-- Material for this exercise start --

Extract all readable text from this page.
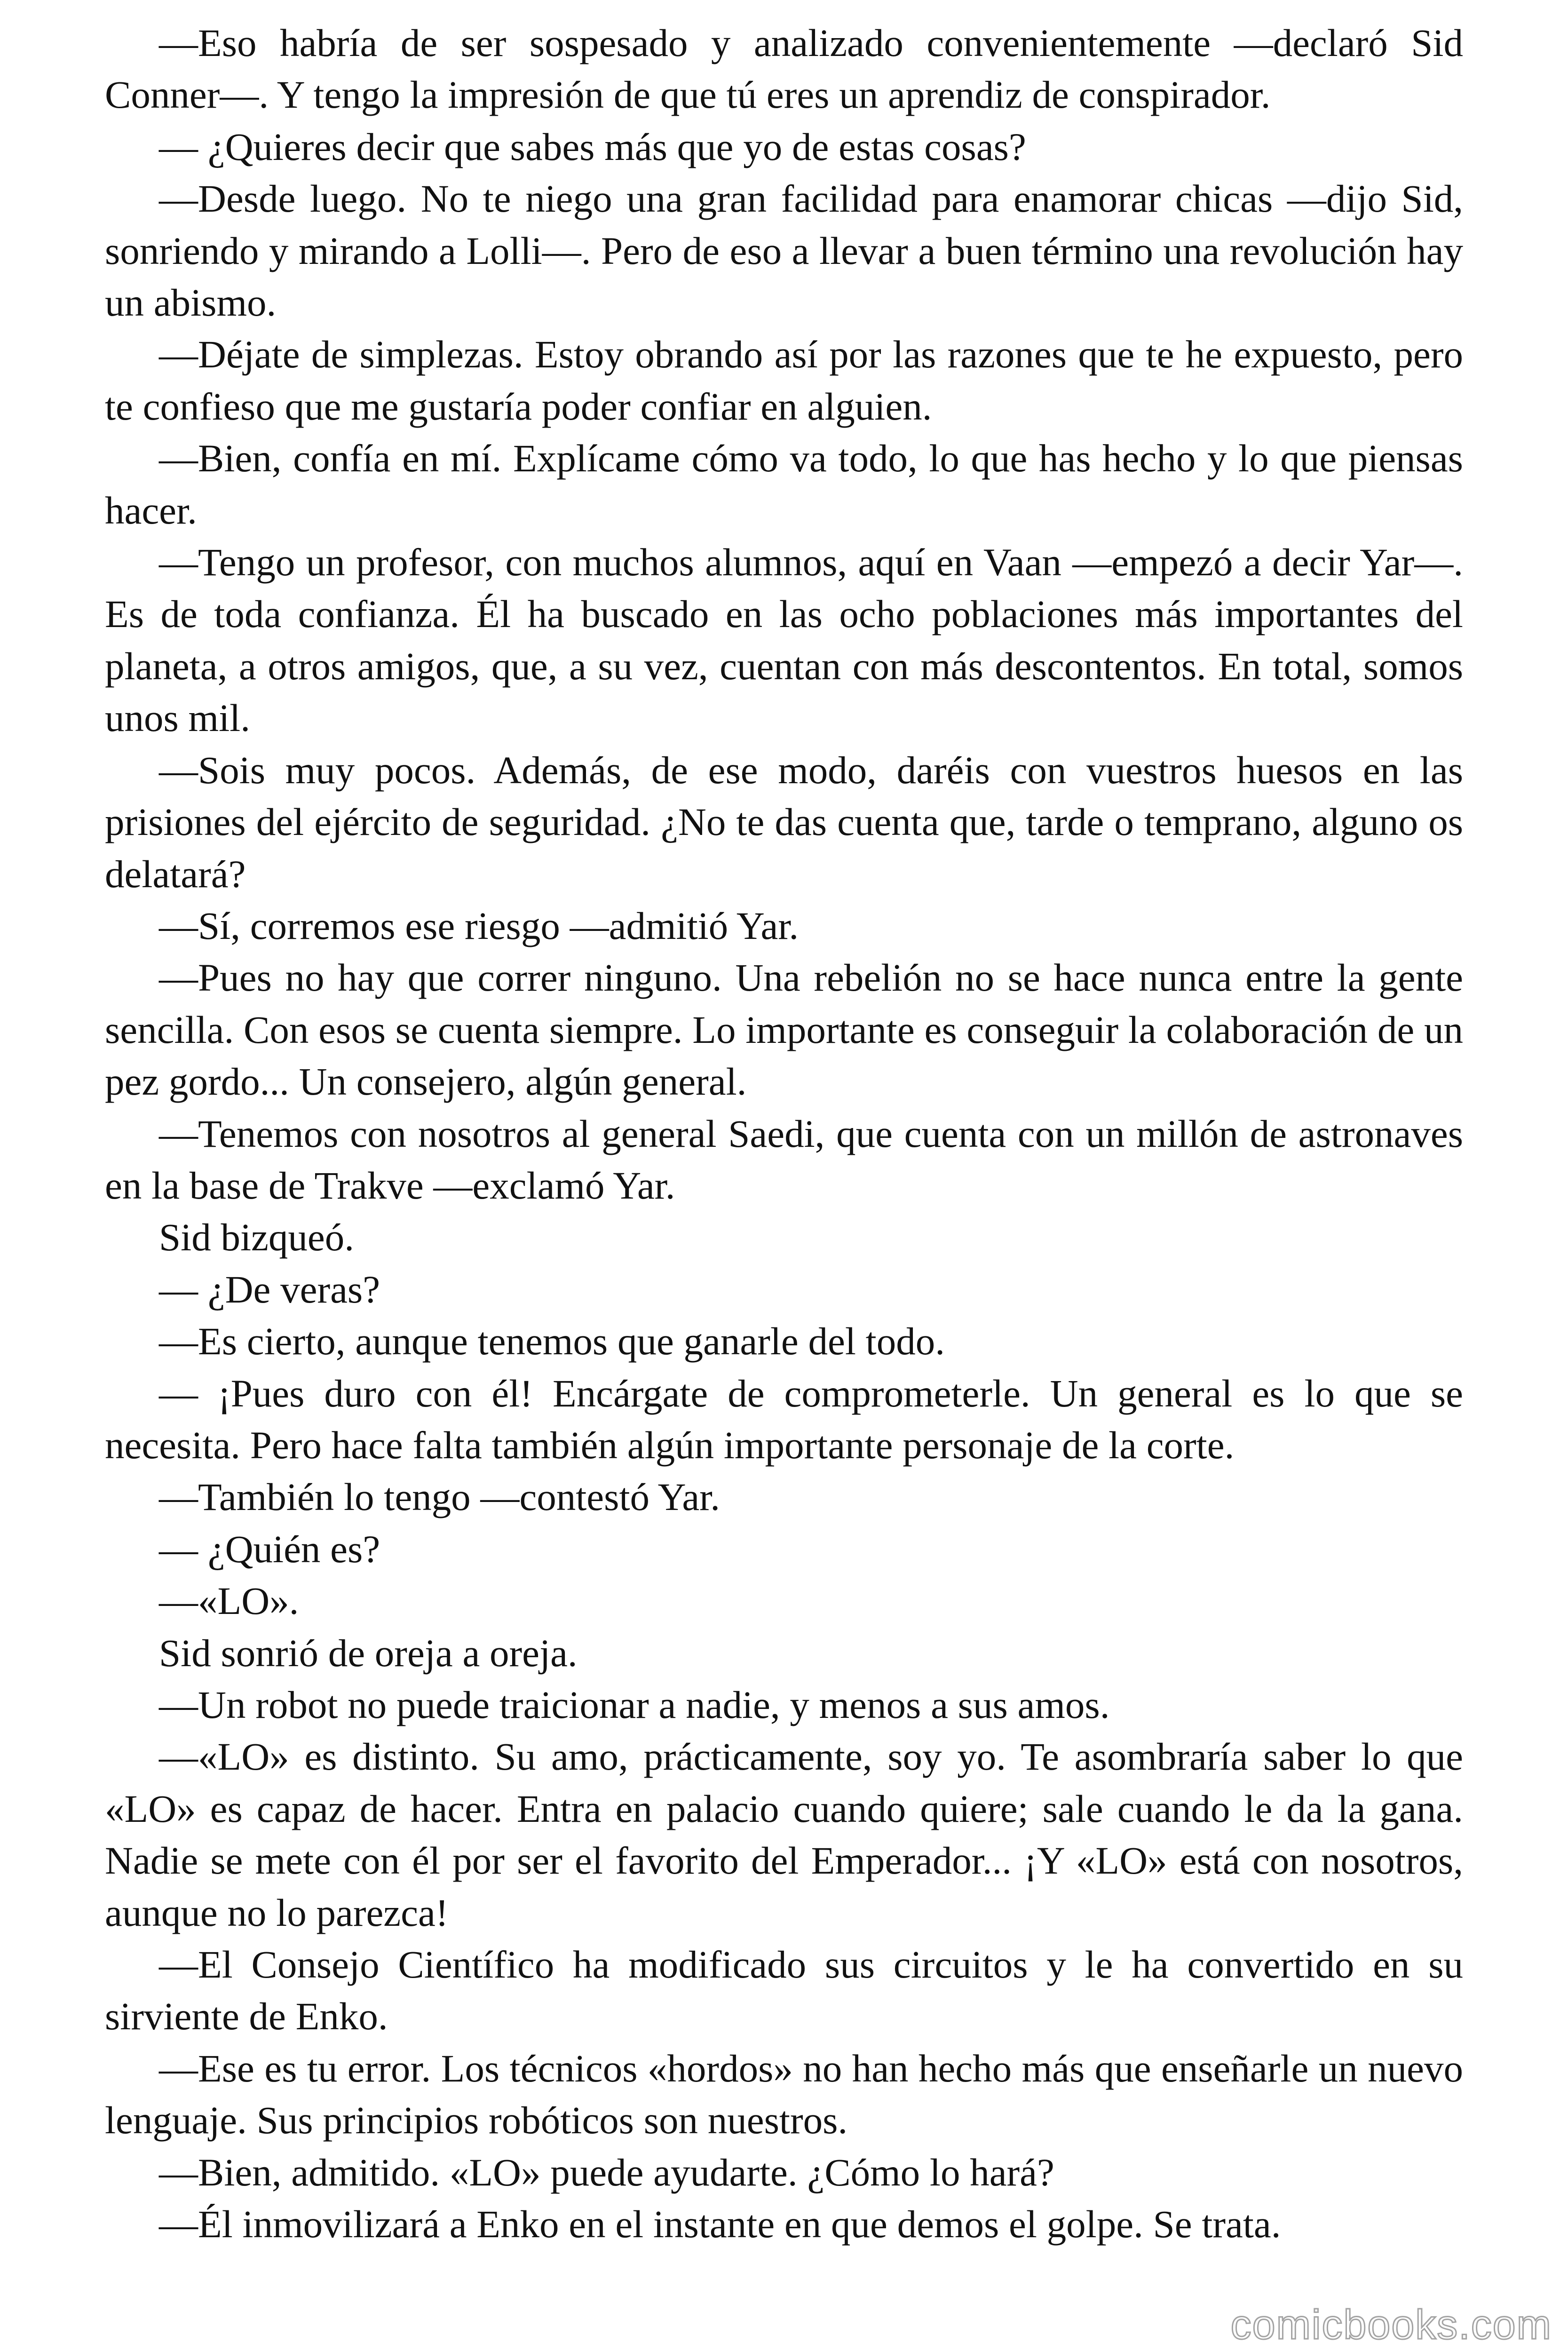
—Eso habría de ser sospesado y analizado convenientemente —declaró Sid Conner—. Y tengo la impresión de que tú eres un aprendiz de conspirador.

— ¿Quieres decir que sabes más que yo de estas cosas?

—Desde luego. No te niego una gran facilidad para enamorar chicas —dijo Sid, sonriendo y mirando a Lolli—. Pero de eso a llevar a buen término una revolución hay un abismo.

—Déjate de simplezas. Estoy obrando así por las razones que te he expuesto, pero te confieso que me gustaría poder confiar en alguien.

—Bien, confía en mí. Explícame cómo va todo, lo que has hecho y lo que piensas hacer.

—Tengo un profesor, con muchos alumnos, aquí en Vaan —empezó a decir Yar—. Es de toda confianza. Él ha buscado en las ocho poblaciones más importantes del planeta, a otros amigos, que, a su vez, cuentan con más descontentos. En total, somos unos mil.

—Sois muy pocos. Además, de ese modo, daréis con vuestros huesos en las prisiones del ejército de seguridad. ¿No te das cuenta que, tarde o temprano, alguno os delatará?

—Sí, corremos ese riesgo —admitió Yar.

—Pues no hay que correr ninguno. Una rebelión no se hace nunca entre la gente sencilla. Con esos se cuenta siempre. Lo importante es conseguir la colaboración de un pez gordo... Un consejero, algún general.

—Tenemos con nosotros al general Saedi, que cuenta con un millón de astronaves en la base de Trakve —exclamó Yar.

Sid bizqueó.

— ¿De veras?

—Es cierto, aunque tenemos que ganarle del todo.

— ¡Pues duro con él! Encárgate de comprometerle. Un general es lo que se necesita. Pero hace falta también algún importante personaje de la corte.

—También lo tengo —contestó Yar.

— ¿Quién es?

—«LO».

Sid sonrió de oreja a oreja.

—Un robot no puede traicionar a nadie, y menos a sus amos.

—«LO» es distinto. Su amo, prácticamente, soy yo. Te asombraría saber lo que «LO» es capaz de hacer. Entra en palacio cuando quiere; sale cuando le da la gana. Nadie se mete con él por ser el favorito del Emperador... ¡Y «LO» está con nosotros, aunque no lo parezca!

—El Consejo Científico ha modificado sus circuitos y le ha convertido en su sirviente de Enko.

—Ese es tu error. Los técnicos «hordos» no han hecho más que enseñarle un nuevo lenguaje. Sus principios robóticos son nuestros.

—Bien, admitido. «LO» puede ayudarte. ¿Cómo lo hará?

—Él inmovilizará a Enko en el instante en que demos el golpe. Se trata.

comicbooks.com
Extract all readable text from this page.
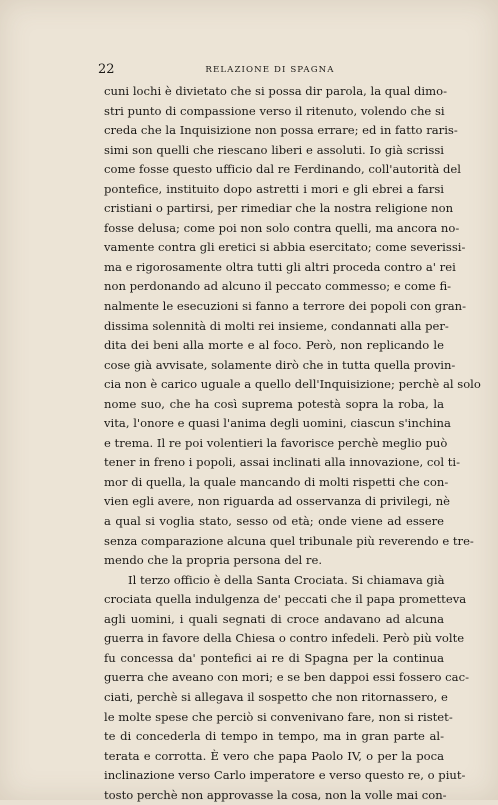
22	RELAZIONE DI SPAGNA
cuni lochi è divietato che si possa dir parola, la qual dimo-
stri punto di compassione verso il ritenuto, volendo che si
creda che la Inquisizione non possa errare; ed in fatto raris-
simi son quelli che riescano liberi e assoluti. Io già scrissi
come fosse questo ufficio dal re Ferdinando, coll'autorità del
pontefice, instituito dopo astretti i mori e gli ebrei a farsi
cristiani o partirsi, per rimediar che la nostra religione non
fosse delusa; come poi non solo contra quelli, ma ancora no-
vamente contra gli eretici si abbia esercitato; come severissi-
ma e rigorosamente oltra tutti gli altri proceda contro a' rei
non perdonando ad alcuno il peccato commesso; e come fi-
nalmente le esecuzioni si fanno a terrore dei popoli con gran-
dissima solennità di molti rei insieme, condannati alla per-
dita dei beni alla morte e al foco. Però, non replicando le
cose già avvisate, solamente dirò che in tutta quella provin-
cia non è carico uguale a quello dell'Inquisizione; perchè al solo
nome suo, che ha così suprema potestà sopra la roba, la
vita, l'onore e quasi l'anima degli uomini, ciascun s'inchina
e trema. Il re poi volentieri la favorisce perchè meglio può
tener in freno i popoli, assai inclinati alla innovazione, col ti-
mor di quella, la quale mancando di molti rispetti che con-
vien egli avere, non riguarda ad osservanza di privilegi, nè
a qual si voglia stato, sesso od età; onde viene ad essere
senza comparazione alcuna quel tribunale più reverendo e tre-
mendo che la propria persona del re.
Il terzo officio è della Santa Crociata. Si chiamava già
crociata quella indulgenza de' peccati che il papa prometteva
agli uomini, i quali segnati di croce andavano ad alcuna
guerra in favore della Chiesa o contro infedeli. Però più volte
fu concessa da' pontefici ai re di Spagna per la continua
guerra che aveano con mori; e se ben dappoi essi fossero cac-
ciati, perchè si allegava il sospetto che non ritornassero, e
le molte spese che perciò si convenivano fare, non si ristet-
te di concederla di tempo in tempo, ma in gran parte al-
terata e corrotta. È vero che papa Paolo IV, o per la poca
inclinazione verso Carlo imperatore e verso questo re, o piut-
tosto perchè non approvasse la cosa, non la volle mai con-
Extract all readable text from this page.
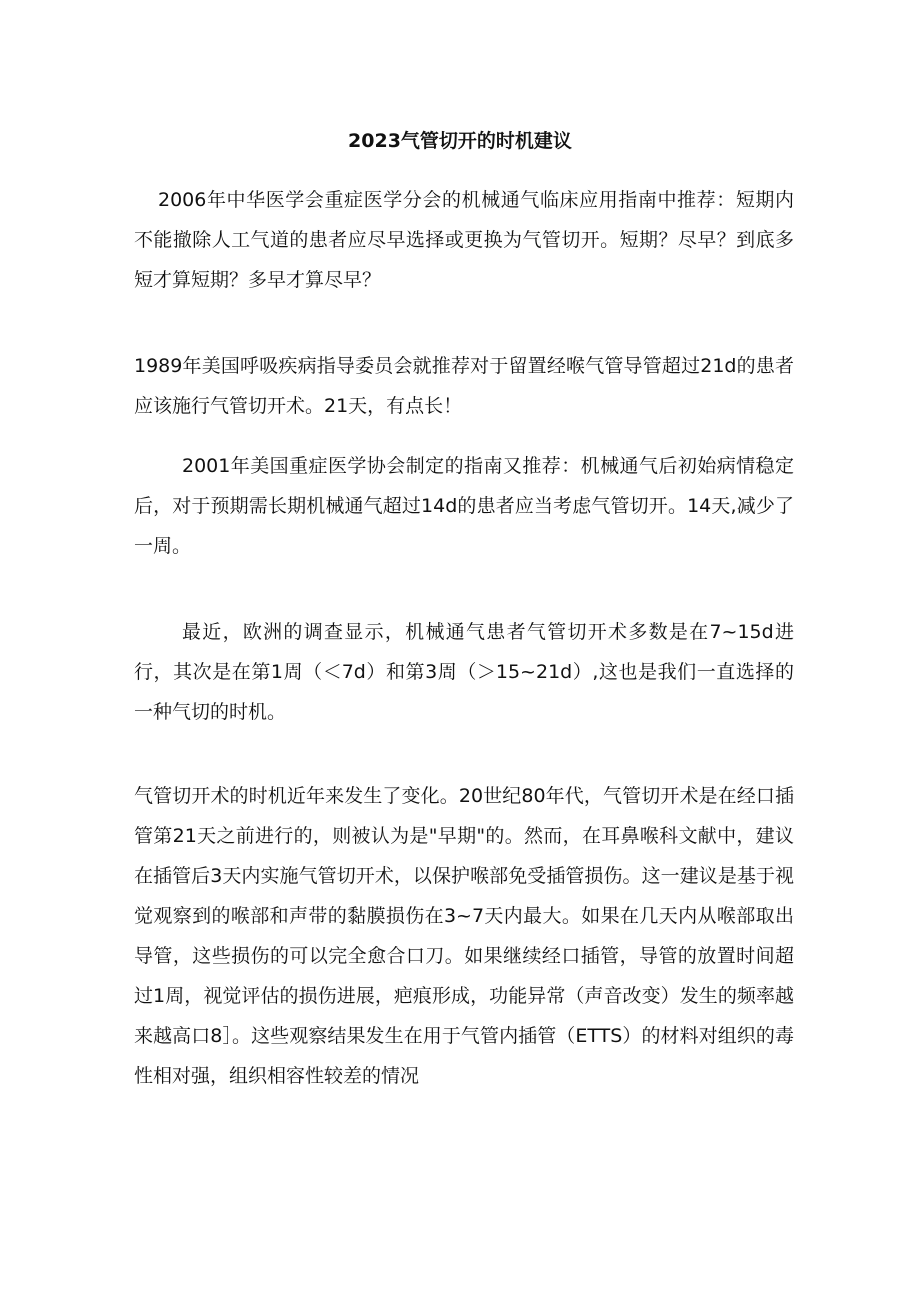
2023气管切开的时机建议

2006年中华医学会重症医学分会的机械通气临床应用指南中推荐：短期内不能撤除人工气道的患者应尽早选择或更换为气管切开。短期？尽早？到底多短才算短期？多早才算尽早？

1989年美国呼吸疾病指导委员会就推荐对于留置经喉气管导管超过21d的患者应该施行气管切开术。21天，有点长！

2001年美国重症医学协会制定的指南又推荐：机械通气后初始病情稳定后，对于预期需长期机械通气超过14d的患者应当考虑气管切开。14天,减少了一周。

最近，欧洲的调查显示，机械通气患者气管切开术多数是在7~15d进行，其次是在第1周（＜7d）和第3周（＞15~21d）,这也是我们一直选择的一种气切的时机。

气管切开术的时机近年来发生了变化。20世纪80年代，气管切开术是在经口插管第21天之前进行的，则被认为是"早期"的。然而，在耳鼻喉科文献中，建议在插管后3天内实施气管切开术，以保护喉部免受插管损伤。这一建议是基于视觉观察到的喉部和声带的黏膜损伤在3~7天内最大。如果在几天内从喉部取出导管，这些损伤的可以完全愈合口刀。如果继续经口插管，导管的放置时间超过1周，视觉评估的损伤进展，疤痕形成，功能异常（声音改变）发生的频率越来越高口8］。这些观察结果发生在用于气管内插管（ETTS）的材料对组织的毒性相对强，组织相容性较差的情况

-- Material for this exercise end --

Exercise goal
Determine the number of lines where the string "puede" occurs, and give that number only.

Solution to this problem
2